==== Data excerpts

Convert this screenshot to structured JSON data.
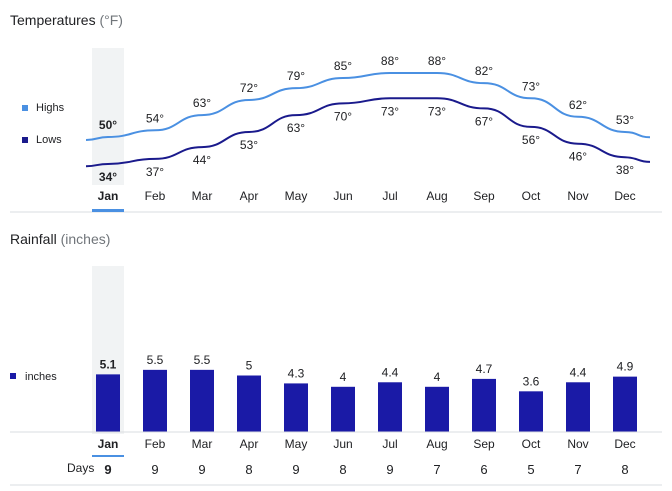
{
  "temperatures": {
    "title": "Temperatures",
    "unit": "(°F)",
    "legend_highs": "Highs",
    "legend_lows": "Lows",
    "color_highs": "#4a90e2",
    "color_lows": "#1a1a8c"
  },
  "rainfall": {
    "title": "Rainfall",
    "unit": "(inches)",
    "legend": "inches",
    "bar_color": "#1a1aa6",
    "days_label": "Days"
  },
  "selected_month": "Jan",
  "chart_data": [
    {
      "type": "line",
      "title": "Temperatures (°F)",
      "categories": [
        "Jan",
        "Feb",
        "Mar",
        "Apr",
        "May",
        "Jun",
        "Jul",
        "Aug",
        "Sep",
        "Oct",
        "Nov",
        "Dec"
      ],
      "series": [
        {
          "name": "Highs",
          "values": [
            50,
            54,
            63,
            72,
            79,
            85,
            88,
            88,
            82,
            73,
            62,
            53
          ],
          "labels": [
            "50°",
            "54°",
            "63°",
            "72°",
            "79°",
            "85°",
            "88°",
            "88°",
            "82°",
            "73°",
            "62°",
            "53°"
          ]
        },
        {
          "name": "Lows",
          "values": [
            34,
            37,
            44,
            53,
            63,
            70,
            73,
            73,
            67,
            56,
            46,
            38
          ],
          "labels": [
            "34°",
            "37°",
            "44°",
            "53°",
            "63°",
            "70°",
            "73°",
            "73°",
            "67°",
            "56°",
            "46°",
            "38°"
          ]
        }
      ],
      "xlabel": "",
      "ylabel": "",
      "grid": false,
      "legend_position": "left"
    },
    {
      "type": "bar",
      "title": "Rainfall (inches)",
      "categories": [
        "Jan",
        "Feb",
        "Mar",
        "Apr",
        "May",
        "Jun",
        "Jul",
        "Aug",
        "Sep",
        "Oct",
        "Nov",
        "Dec"
      ],
      "series": [
        {
          "name": "inches",
          "values": [
            5.1,
            5.5,
            5.5,
            5,
            4.3,
            4,
            4.4,
            4,
            4.7,
            3.6,
            4.4,
            4.9
          ],
          "labels": [
            "5.1",
            "5.5",
            "5.5",
            "5",
            "4.3",
            "4",
            "4.4",
            "4",
            "4.7",
            "3.6",
            "4.4",
            "4.9"
          ]
        }
      ],
      "days": [
        9,
        9,
        9,
        8,
        9,
        8,
        9,
        7,
        6,
        5,
        7,
        8
      ],
      "xlabel": "",
      "ylabel": "",
      "grid": false,
      "legend_position": "left"
    }
  ]
}
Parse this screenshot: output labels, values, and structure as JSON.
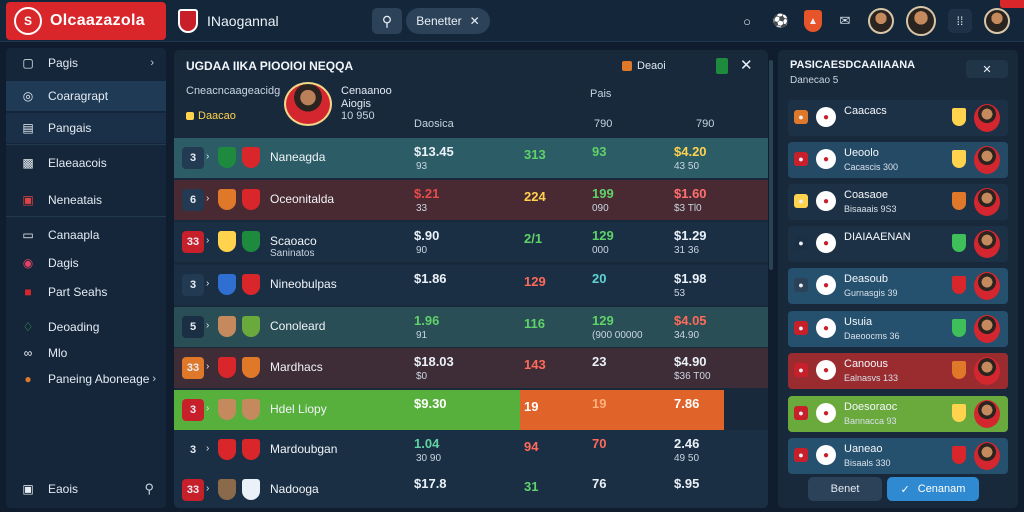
{
  "topbar": {
    "brand_initial": "S",
    "brand_name": "Olcaazazola",
    "title": "INaogannal",
    "filter_label": "Benetter",
    "filter_close": "✕",
    "notification_label": "+",
    "menu_glyph": "⁞⁞"
  },
  "sidebar": {
    "items": [
      {
        "label": "Pagis",
        "icon": "home-icon"
      },
      {
        "label": "Coaragrapt",
        "icon": "compass-icon"
      },
      {
        "label": "Pangais",
        "icon": "book-icon"
      },
      {
        "label": "Elaeaacois",
        "icon": "chart-icon"
      },
      {
        "label": "Neneatais",
        "icon": "tv-icon"
      },
      {
        "label": "Canaapla",
        "icon": "monitor-icon"
      },
      {
        "label": "Dagis",
        "icon": "target-icon"
      },
      {
        "label": "Part Seahs",
        "icon": "stadium-icon"
      },
      {
        "label": "Deoading",
        "icon": "trophy-icon"
      },
      {
        "label": "Mlo",
        "icon": "glasses-icon"
      },
      {
        "label": "Paneing Aboneage",
        "icon": "ball-icon"
      }
    ],
    "footer_label": "Eaois"
  },
  "main": {
    "title": "UGDAA IIKA PIOOIOI NEQQA",
    "subtitle": "Cneacncaageacidg",
    "tag": "Daacao",
    "player_name": "Cenaanoo",
    "player_sub_1": "Aiogis",
    "player_sub_2": "10 950",
    "chip_label": "Deaoi",
    "col_header_pais": "Pais",
    "col_header_b": "Daosica",
    "col_header_c": "790",
    "col_header_d": "790",
    "rows": [
      {
        "num": "3",
        "name": "Naneagda",
        "sub": "",
        "v1": "$13.45",
        "v1s": "93",
        "v2": "313",
        "v3": "93",
        "v3s": "",
        "v4": "$4.20",
        "v4s": "43 50"
      },
      {
        "num": "6",
        "name": "Oceonitalda",
        "sub": "",
        "v1": "$.21",
        "v1s": "33",
        "v2": "224",
        "v3": "199",
        "v3s": "090",
        "v4": "$1.60",
        "v4s": "$3 Tl0"
      },
      {
        "num": "33",
        "name": "Scaoaco",
        "sub": "Saninatos",
        "v1": "$.90",
        "v1s": "90",
        "v2": "2/1",
        "v3": "129",
        "v3s": "000",
        "v4": "$1.29",
        "v4s": "31 36"
      },
      {
        "num": "3",
        "name": "Nineobulpas",
        "sub": "",
        "v1": "$1.86",
        "v1s": "",
        "v2": "129",
        "v3": "20",
        "v3s": "",
        "v4": "$1.98",
        "v4s": "53"
      },
      {
        "num": "5",
        "name": "Conoleard",
        "sub": "",
        "v1": "1.96",
        "v1s": "91",
        "v2": "116",
        "v3": "129",
        "v3s": "(900 00000",
        "v4": "$4.05",
        "v4s": "34.90"
      },
      {
        "num": "33",
        "name": "Mardhacs",
        "sub": "",
        "v1": "$18.03",
        "v1s": "$0",
        "v2": "143",
        "v3": "23",
        "v3s": "",
        "v4": "$4.90",
        "v4s": "$36 T00"
      },
      {
        "num": "3",
        "name": "Hdel Liopy",
        "sub": "",
        "v1": "$9.30",
        "v1s": "",
        "v2": "19",
        "v3": "19",
        "v3s": "",
        "v4": "7.86",
        "v4s": ""
      },
      {
        "num": "3",
        "name": "Mardoubgan",
        "sub": "",
        "v1": "1.04",
        "v1s": "30 90",
        "v2": "94",
        "v3": "70",
        "v3s": "",
        "v4": "2.46",
        "v4s": "49 50"
      },
      {
        "num": "33",
        "name": "Nadooga",
        "sub": "",
        "v1": "$17.8",
        "v1s": "",
        "v2": "31",
        "v3": "76",
        "v3s": "",
        "v4": "$.95",
        "v4s": ""
      }
    ]
  },
  "right": {
    "title": "PASICAESDCAAIIAANA",
    "subtitle": "Danecao 5",
    "close_label": "✕",
    "cards": [
      {
        "name": "Caacacs",
        "sub": "",
        "bg": "#1d3146"
      },
      {
        "name": "Ueoolo",
        "sub": "Cacascis 300",
        "bg": "#254a66"
      },
      {
        "name": "Coasaoe",
        "sub": "Bisaaais 9S3",
        "bg": "#1d3146"
      },
      {
        "name": "DIAIAAENAN",
        "sub": "",
        "bg": "#1d3146"
      },
      {
        "name": "Deasoub",
        "sub": "Gurnasgis 39",
        "bg": "#25506e"
      },
      {
        "name": "Usuia",
        "sub": "Daeoocms 36",
        "bg": "#25506e"
      },
      {
        "name": "Canoous",
        "sub": "Ealnasvs 133",
        "bg": "#9a2b2e"
      },
      {
        "name": "Doesoraoc",
        "sub": "Bannacca 93",
        "bg": "#6aa93c"
      },
      {
        "name": "Uaneao",
        "sub": "Bisaals 330",
        "bg": "#25506e"
      }
    ],
    "cancel_label": "Benet",
    "confirm_label": "Cenanam"
  }
}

========

* **Directive**
The records above need to be given again exactly. Omit the pictures.

* **Solution to this exercise**
Convert this screenshot to structured JSON data.
{
  "temperatures": {
    "title": "Temperatures",
    "unit": "(°F)",
    "legend_highs": "Highs",
    "legend_lows": "Lows",
    "color_highs": "#4a90e2",
    "color_lows": "#1a1a8c"
  },
  "rainfall": {
    "title": "Rainfall",
    "unit": "(inches)",
    "legend": "inches",
    "bar_color": "#1a1aa6",
    "days_label": "Days"
  },
  "selected_month": "Jan",
  "chart_data": [
    {
      "type": "line",
      "title": "Temperatures (°F)",
      "categories": [
        "Jan",
        "Feb",
        "Mar",
        "Apr",
        "May",
        "Jun",
        "Jul",
        "Aug",
        "Sep",
        "Oct",
        "Nov",
        "Dec"
      ],
      "series": [
        {
          "name": "Highs",
          "values": [
            50,
            54,
            63,
            72,
            79,
            85,
            88,
            88,
            82,
            73,
            62,
            53
          ],
          "labels": [
            "50°",
            "54°",
            "63°",
            "72°",
            "79°",
            "85°",
            "88°",
            "88°",
            "82°",
            "73°",
            "62°",
            "53°"
          ]
        },
        {
          "name": "Lows",
          "values": [
            34,
            37,
            44,
            53,
            63,
            70,
            73,
            73,
            67,
            56,
            46,
            38
          ],
          "labels": [
            "34°",
            "37°",
            "44°",
            "53°",
            "63°",
            "70°",
            "73°",
            "73°",
            "67°",
            "56°",
            "46°",
            "38°"
          ]
        }
      ],
      "xlabel": "",
      "ylabel": "",
      "grid": false,
      "legend_position": "left"
    },
    {
      "type": "bar",
      "title": "Rainfall (inches)",
      "categories": [
        "Jan",
        "Feb",
        "Mar",
        "Apr",
        "May",
        "Jun",
        "Jul",
        "Aug",
        "Sep",
        "Oct",
        "Nov",
        "Dec"
      ],
      "series": [
        {
          "name": "inches",
          "values": [
            5.1,
            5.5,
            5.5,
            5,
            4.3,
            4,
            4.4,
            4,
            4.7,
            3.6,
            4.4,
            4.9
          ],
          "labels": [
            "5.1",
            "5.5",
            "5.5",
            "5",
            "4.3",
            "4",
            "4.4",
            "4",
            "4.7",
            "3.6",
            "4.4",
            "4.9"
          ]
        }
      ],
      "days": [
        9,
        9,
        9,
        8,
        9,
        8,
        9,
        7,
        6,
        5,
        7,
        8
      ],
      "xlabel": "",
      "ylabel": "",
      "grid": false,
      "legend_position": "left"
    }
  ]
}
Parse this screenshot: output labels, values, and structure as JSON.
{
  "topbar": {
    "brand_initial": "S",
    "brand_name": "Olcaazazola",
    "title": "INaogannal",
    "filter_label": "Benetter",
    "filter_close": "✕",
    "notification_label": "+",
    "menu_glyph": "⁞⁞"
  },
  "sidebar": {
    "items": [
      {
        "label": "Pagis",
        "icon": "home-icon"
      },
      {
        "label": "Coaragrapt",
        "icon": "compass-icon"
      },
      {
        "label": "Pangais",
        "icon": "book-icon"
      },
      {
        "label": "Elaeaacois",
        "icon": "chart-icon"
      },
      {
        "label": "Neneatais",
        "icon": "tv-icon"
      },
      {
        "label": "Canaapla",
        "icon": "monitor-icon"
      },
      {
        "label": "Dagis",
        "icon": "target-icon"
      },
      {
        "label": "Part Seahs",
        "icon": "stadium-icon"
      },
      {
        "label": "Deoading",
        "icon": "trophy-icon"
      },
      {
        "label": "Mlo",
        "icon": "glasses-icon"
      },
      {
        "label": "Paneing Aboneage",
        "icon": "ball-icon"
      }
    ],
    "footer_label": "Eaois"
  },
  "main": {
    "title": "UGDAA IIKA PIOOIOI NEQQA",
    "subtitle": "Cneacncaageacidg",
    "tag": "Daacao",
    "player_name": "Cenaanoo",
    "player_sub_1": "Aiogis",
    "player_sub_2": "10 950",
    "chip_label": "Deaoi",
    "col_header_pais": "Pais",
    "col_header_b": "Daosica",
    "col_header_c": "790",
    "col_header_d": "790",
    "rows": [
      {
        "num": "3",
        "name": "Naneagda",
        "sub": "",
        "v1": "$13.45",
        "v1s": "93",
        "v2": "313",
        "v3": "93",
        "v3s": "",
        "v4": "$4.20",
        "v4s": "43 50"
      },
      {
        "num": "6",
        "name": "Oceonitalda",
        "sub": "",
        "v1": "$.21",
        "v1s": "33",
        "v2": "224",
        "v3": "199",
        "v3s": "090",
        "v4": "$1.60",
        "v4s": "$3 Tl0"
      },
      {
        "num": "33",
        "name": "Scaoaco",
        "sub": "Saninatos",
        "v1": "$.90",
        "v1s": "90",
        "v2": "2/1",
        "v3": "129",
        "v3s": "000",
        "v4": "$1.29",
        "v4s": "31 36"
      },
      {
        "num": "3",
        "name": "Nineobulpas",
        "sub": "",
        "v1": "$1.86",
        "v1s": "",
        "v2": "129",
        "v3": "20",
        "v3s": "",
        "v4": "$1.98",
        "v4s": "53"
      },
      {
        "num": "5",
        "name": "Conoleard",
        "sub": "",
        "v1": "1.96",
        "v1s": "91",
        "v2": "116",
        "v3": "129",
        "v3s": "(900 00000",
        "v4": "$4.05",
        "v4s": "34.90"
      },
      {
        "num": "33",
        "name": "Mardhacs",
        "sub": "",
        "v1": "$18.03",
        "v1s": "$0",
        "v2": "143",
        "v3": "23",
        "v3s": "",
        "v4": "$4.90",
        "v4s": "$36 T00"
      },
      {
        "num": "3",
        "name": "Hdel Liopy",
        "sub": "",
        "v1": "$9.30",
        "v1s": "",
        "v2": "19",
        "v3": "19",
        "v3s": "",
        "v4": "7.86",
        "v4s": ""
      },
      {
        "num": "3",
        "name": "Mardoubgan",
        "sub": "",
        "v1": "1.04",
        "v1s": "30 90",
        "v2": "94",
        "v3": "70",
        "v3s": "",
        "v4": "2.46",
        "v4s": "49 50"
      },
      {
        "num": "33",
        "name": "Nadooga",
        "sub": "",
        "v1": "$17.8",
        "v1s": "",
        "v2": "31",
        "v3": "76",
        "v3s": "",
        "v4": "$.95",
        "v4s": ""
      }
    ]
  },
  "right": {
    "title": "PASICAESDCAAIIAANA",
    "subtitle": "Danecao 5",
    "close_label": "✕",
    "cards": [
      {
        "name": "Caacacs",
        "sub": "",
        "bg": "#1d3146"
      },
      {
        "name": "Ueoolo",
        "sub": "Cacascis 300",
        "bg": "#254a66"
      },
      {
        "name": "Coasaoe",
        "sub": "Bisaaais 9S3",
        "bg": "#1d3146"
      },
      {
        "name": "DIAIAAENAN",
        "sub": "",
        "bg": "#1d3146"
      },
      {
        "name": "Deasoub",
        "sub": "Gurnasgis 39",
        "bg": "#25506e"
      },
      {
        "name": "Usuia",
        "sub": "Daeoocms 36",
        "bg": "#25506e"
      },
      {
        "name": "Canoous",
        "sub": "Ealnasvs 133",
        "bg": "#9a2b2e"
      },
      {
        "name": "Doesoraoc",
        "sub": "Bannacca 93",
        "bg": "#6aa93c"
      },
      {
        "name": "Uaneao",
        "sub": "Bisaals 330",
        "bg": "#25506e"
      }
    ],
    "cancel_label": "Benet",
    "confirm_label": "Cenanam"
  }
}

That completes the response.